CHALLENGE: Wherever the word "name" shows up in a line, please copy that line.

▬▬▬▬▬▬▬▬▬▬

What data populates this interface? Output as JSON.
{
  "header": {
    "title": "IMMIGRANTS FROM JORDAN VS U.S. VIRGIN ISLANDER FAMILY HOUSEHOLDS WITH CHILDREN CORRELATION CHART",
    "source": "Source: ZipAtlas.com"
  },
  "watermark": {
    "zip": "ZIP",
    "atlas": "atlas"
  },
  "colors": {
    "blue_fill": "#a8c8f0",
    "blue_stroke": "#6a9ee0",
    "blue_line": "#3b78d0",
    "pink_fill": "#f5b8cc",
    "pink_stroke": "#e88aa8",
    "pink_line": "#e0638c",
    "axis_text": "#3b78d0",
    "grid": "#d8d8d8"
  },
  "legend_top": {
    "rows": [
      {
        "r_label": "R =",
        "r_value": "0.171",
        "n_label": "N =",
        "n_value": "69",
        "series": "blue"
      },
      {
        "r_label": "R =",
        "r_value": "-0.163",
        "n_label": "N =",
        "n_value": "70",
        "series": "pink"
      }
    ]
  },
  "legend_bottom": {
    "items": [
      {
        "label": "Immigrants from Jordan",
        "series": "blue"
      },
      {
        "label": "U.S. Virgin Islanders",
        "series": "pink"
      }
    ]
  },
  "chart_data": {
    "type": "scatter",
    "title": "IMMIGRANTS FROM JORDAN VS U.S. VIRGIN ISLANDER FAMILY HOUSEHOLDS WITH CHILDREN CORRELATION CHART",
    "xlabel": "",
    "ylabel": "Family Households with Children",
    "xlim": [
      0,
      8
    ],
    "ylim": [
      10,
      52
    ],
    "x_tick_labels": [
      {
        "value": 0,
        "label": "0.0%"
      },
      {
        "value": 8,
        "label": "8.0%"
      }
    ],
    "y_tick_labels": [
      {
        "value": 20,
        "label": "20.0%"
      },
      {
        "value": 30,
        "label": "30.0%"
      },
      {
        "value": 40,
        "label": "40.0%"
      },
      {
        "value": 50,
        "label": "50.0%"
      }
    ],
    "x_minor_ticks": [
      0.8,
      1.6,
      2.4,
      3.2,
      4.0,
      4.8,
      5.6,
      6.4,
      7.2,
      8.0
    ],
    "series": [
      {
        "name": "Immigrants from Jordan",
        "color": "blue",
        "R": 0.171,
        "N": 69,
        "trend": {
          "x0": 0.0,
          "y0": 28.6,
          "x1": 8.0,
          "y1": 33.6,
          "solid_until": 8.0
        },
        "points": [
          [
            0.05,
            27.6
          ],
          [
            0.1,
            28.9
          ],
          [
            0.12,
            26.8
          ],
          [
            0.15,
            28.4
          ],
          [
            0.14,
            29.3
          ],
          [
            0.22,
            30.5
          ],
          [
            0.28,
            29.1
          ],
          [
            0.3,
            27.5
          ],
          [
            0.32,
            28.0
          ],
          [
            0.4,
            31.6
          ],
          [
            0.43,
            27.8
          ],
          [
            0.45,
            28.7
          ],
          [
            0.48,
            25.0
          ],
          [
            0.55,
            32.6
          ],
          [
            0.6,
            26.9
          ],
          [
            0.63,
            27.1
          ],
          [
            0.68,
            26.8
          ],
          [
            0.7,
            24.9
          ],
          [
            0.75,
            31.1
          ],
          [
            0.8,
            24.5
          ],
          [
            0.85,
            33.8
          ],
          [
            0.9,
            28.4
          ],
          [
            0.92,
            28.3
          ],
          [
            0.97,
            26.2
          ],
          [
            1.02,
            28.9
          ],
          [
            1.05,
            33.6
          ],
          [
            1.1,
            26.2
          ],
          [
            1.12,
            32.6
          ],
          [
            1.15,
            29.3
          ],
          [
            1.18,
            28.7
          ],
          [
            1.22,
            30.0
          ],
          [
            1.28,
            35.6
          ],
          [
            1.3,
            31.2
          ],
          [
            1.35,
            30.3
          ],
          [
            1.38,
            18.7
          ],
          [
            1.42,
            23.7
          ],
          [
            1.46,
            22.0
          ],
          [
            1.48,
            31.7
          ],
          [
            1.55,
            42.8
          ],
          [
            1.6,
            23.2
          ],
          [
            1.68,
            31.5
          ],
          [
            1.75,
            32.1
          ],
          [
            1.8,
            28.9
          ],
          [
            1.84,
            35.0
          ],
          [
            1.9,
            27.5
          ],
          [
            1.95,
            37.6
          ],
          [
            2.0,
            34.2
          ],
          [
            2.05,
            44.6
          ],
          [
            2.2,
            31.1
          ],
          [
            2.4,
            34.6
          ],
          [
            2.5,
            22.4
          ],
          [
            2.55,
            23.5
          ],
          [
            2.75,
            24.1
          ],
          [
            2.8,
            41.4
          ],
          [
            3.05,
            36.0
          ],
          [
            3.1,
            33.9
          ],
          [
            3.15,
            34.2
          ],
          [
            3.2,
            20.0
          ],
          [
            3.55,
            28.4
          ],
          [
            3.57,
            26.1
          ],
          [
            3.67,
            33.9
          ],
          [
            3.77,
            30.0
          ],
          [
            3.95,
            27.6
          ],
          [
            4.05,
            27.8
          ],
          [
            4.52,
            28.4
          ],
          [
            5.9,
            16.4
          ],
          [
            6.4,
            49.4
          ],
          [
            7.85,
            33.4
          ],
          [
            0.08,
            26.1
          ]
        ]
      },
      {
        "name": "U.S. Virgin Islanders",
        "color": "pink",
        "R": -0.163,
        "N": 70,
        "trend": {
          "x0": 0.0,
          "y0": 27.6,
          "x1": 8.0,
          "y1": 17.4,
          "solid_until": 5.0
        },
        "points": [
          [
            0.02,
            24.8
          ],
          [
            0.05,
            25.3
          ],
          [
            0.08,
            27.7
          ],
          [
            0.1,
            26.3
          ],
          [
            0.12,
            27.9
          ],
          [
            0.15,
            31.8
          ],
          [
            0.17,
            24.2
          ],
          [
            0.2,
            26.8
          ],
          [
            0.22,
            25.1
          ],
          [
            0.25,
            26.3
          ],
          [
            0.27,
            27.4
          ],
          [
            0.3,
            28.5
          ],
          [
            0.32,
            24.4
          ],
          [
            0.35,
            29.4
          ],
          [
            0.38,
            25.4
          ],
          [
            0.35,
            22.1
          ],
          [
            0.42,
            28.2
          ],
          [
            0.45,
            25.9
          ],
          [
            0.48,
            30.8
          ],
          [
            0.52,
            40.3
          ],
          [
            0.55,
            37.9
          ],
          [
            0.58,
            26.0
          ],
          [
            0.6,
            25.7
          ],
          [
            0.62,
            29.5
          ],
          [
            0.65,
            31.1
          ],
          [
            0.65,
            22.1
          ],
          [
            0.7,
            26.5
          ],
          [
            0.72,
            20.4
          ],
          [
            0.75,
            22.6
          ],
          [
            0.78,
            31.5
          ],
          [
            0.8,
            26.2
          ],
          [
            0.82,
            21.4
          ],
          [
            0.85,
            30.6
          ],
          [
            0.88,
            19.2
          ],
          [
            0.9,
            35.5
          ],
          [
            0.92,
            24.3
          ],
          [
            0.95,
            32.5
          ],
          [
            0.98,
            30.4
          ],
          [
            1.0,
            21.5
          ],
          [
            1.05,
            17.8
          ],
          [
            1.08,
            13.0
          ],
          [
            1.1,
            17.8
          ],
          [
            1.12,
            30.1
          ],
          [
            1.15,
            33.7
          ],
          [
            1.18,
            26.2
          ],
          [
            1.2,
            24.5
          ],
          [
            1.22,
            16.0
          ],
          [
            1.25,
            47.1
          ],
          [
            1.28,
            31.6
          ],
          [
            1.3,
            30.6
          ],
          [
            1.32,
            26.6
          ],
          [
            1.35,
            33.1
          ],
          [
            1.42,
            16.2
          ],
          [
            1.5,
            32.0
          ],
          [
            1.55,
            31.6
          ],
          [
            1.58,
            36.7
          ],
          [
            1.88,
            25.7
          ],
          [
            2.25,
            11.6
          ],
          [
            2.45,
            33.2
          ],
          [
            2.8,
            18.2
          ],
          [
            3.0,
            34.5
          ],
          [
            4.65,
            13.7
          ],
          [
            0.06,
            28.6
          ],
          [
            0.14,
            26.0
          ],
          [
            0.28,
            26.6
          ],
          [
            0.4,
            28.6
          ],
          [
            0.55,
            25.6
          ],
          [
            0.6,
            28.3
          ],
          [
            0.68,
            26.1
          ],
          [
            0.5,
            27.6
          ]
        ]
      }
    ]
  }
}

▬▬▬▬▬▬▬▬▬▬

CORRECT RESPONSE:
        "name": "Immigrants from Jordan",
        "name": "U.S. Virgin Islanders",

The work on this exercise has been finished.